EXERCISE DETAILS:
Copy the records below exactly, leaving out any pictures.

DATA UNDER STUDY:
◆ ◆ ◆ ◆
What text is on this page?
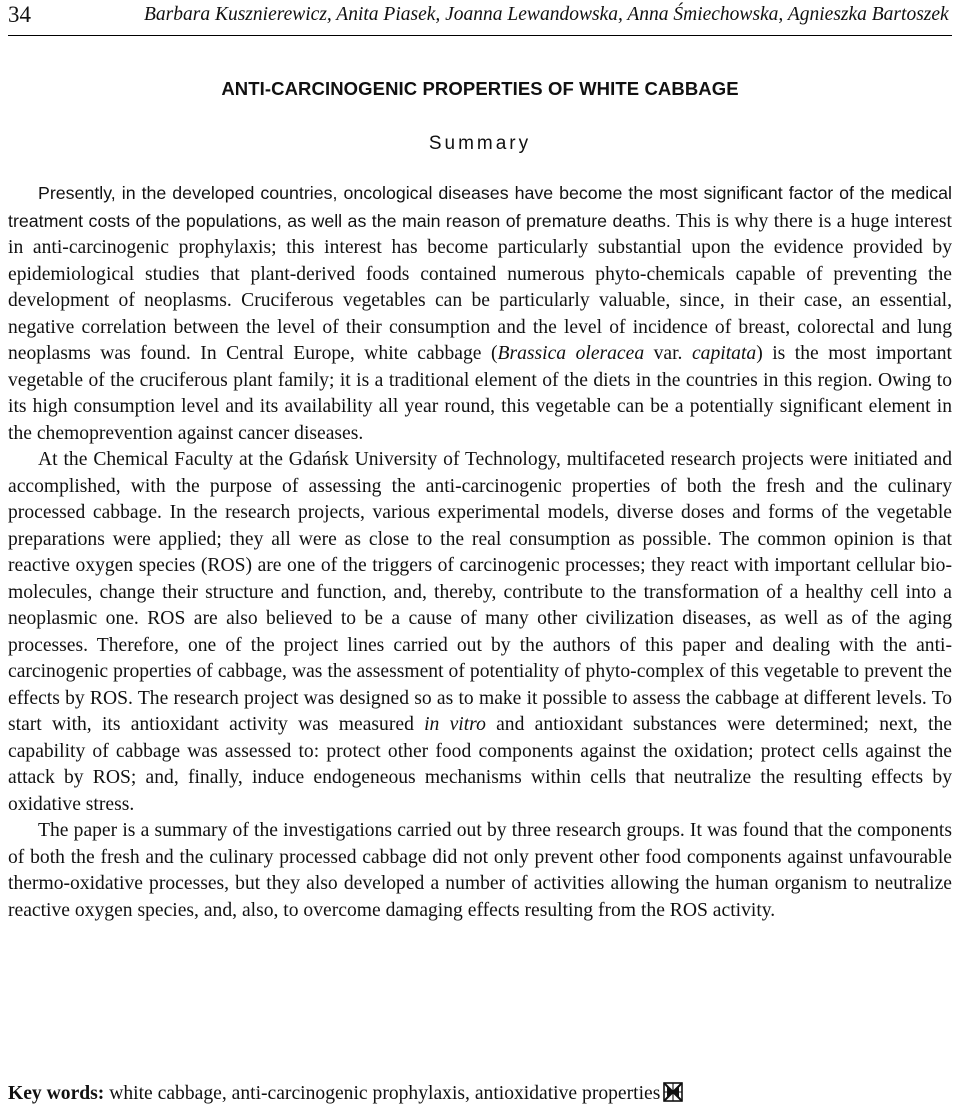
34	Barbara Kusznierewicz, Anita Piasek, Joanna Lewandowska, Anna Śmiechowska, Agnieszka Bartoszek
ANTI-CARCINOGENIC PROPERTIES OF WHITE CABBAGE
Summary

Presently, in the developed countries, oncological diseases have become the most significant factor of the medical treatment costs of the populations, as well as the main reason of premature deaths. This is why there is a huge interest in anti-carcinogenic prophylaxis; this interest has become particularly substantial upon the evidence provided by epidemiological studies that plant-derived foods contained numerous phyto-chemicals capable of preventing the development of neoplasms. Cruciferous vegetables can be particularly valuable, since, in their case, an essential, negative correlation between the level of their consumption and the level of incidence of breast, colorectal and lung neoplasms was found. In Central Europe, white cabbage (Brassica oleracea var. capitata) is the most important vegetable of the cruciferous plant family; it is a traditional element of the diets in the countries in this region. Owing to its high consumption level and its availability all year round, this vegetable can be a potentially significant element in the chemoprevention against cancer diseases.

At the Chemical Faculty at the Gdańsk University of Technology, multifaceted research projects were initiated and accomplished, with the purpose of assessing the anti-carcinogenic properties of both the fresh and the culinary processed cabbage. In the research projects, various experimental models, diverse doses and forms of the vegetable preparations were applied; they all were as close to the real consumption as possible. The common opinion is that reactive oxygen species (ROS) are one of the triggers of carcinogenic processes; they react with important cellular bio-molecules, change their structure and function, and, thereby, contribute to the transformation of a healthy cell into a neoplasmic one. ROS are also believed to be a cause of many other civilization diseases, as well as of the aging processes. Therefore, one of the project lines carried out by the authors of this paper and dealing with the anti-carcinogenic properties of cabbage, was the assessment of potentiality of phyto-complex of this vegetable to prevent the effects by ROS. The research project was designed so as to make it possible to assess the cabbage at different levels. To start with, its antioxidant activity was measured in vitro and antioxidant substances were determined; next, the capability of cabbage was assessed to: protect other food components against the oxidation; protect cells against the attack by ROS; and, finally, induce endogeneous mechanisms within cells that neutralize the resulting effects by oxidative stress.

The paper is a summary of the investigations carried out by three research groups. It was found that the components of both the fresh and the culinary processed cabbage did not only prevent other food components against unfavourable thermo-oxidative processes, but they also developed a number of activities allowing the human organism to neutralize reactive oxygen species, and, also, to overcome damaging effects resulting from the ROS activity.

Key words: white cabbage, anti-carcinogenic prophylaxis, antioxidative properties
◆ ◆ ◆ ◆
SOLUTION:
What text is on this page?
34	Barbara Kusznierewicz, Anita Piasek, Joanna Lewandowska, Anna Śmiechowska, Agnieszka Bartoszek
ANTI-CARCINOGENIC PROPERTIES OF WHITE CABBAGE
Summary

Presently, in the developed countries, oncological diseases have become the most significant factor of the medical treatment costs of the populations, as well as the main reason of premature deaths. This is why there is a huge interest in anti-carcinogenic prophylaxis; this interest has become particularly substantial upon the evidence provided by epidemiological studies that plant-derived foods contained numerous phyto-chemicals capable of preventing the development of neoplasms. Cruciferous vegetables can be particularly valuable, since, in their case, an essential, negative correlation between the level of their consumption and the level of incidence of breast, colorectal and lung neoplasms was found. In Central Europe, white cabbage (Brassica oleracea var. capitata) is the most important vegetable of the cruciferous plant family; it is a traditional element of the diets in the countries in this region. Owing to its high consumption level and its availability all year round, this vegetable can be a potentially significant element in the chemoprevention against cancer diseases.

At the Chemical Faculty at the Gdańsk University of Technology, multifaceted research projects were initiated and accomplished, with the purpose of assessing the anti-carcinogenic properties of both the fresh and the culinary processed cabbage. In the research projects, various experimental models, diverse doses and forms of the vegetable preparations were applied; they all were as close to the real consumption as possible. The common opinion is that reactive oxygen species (ROS) are one of the triggers of carcinogenic processes; they react with important cellular bio-molecules, change their structure and function, and, thereby, contribute to the transformation of a healthy cell into a neoplasmic one. ROS are also believed to be a cause of many other civilization diseases, as well as of the aging processes. Therefore, one of the project lines carried out by the authors of this paper and dealing with the anti-carcinogenic properties of cabbage, was the assessment of potentiality of phyto-complex of this vegetable to prevent the effects by ROS. The research project was designed so as to make it possible to assess the cabbage at different levels. To start with, its antioxidant activity was measured in vitro and antioxidant substances were determined; next, the capability of cabbage was assessed to: protect other food components against the oxidation; protect cells against the attack by ROS; and, finally, induce endogeneous mechanisms within cells that neutralize the resulting effects by oxidative stress.

The paper is a summary of the investigations carried out by three research groups. It was found that the components of both the fresh and the culinary processed cabbage did not only prevent other food components against unfavourable thermo-oxidative processes, but they also developed a number of activities allowing the human organism to neutralize reactive oxygen species, and, also, to overcome damaging effects resulting from the ROS activity.

Key words: white cabbage, anti-carcinogenic prophylaxis, antioxidative properties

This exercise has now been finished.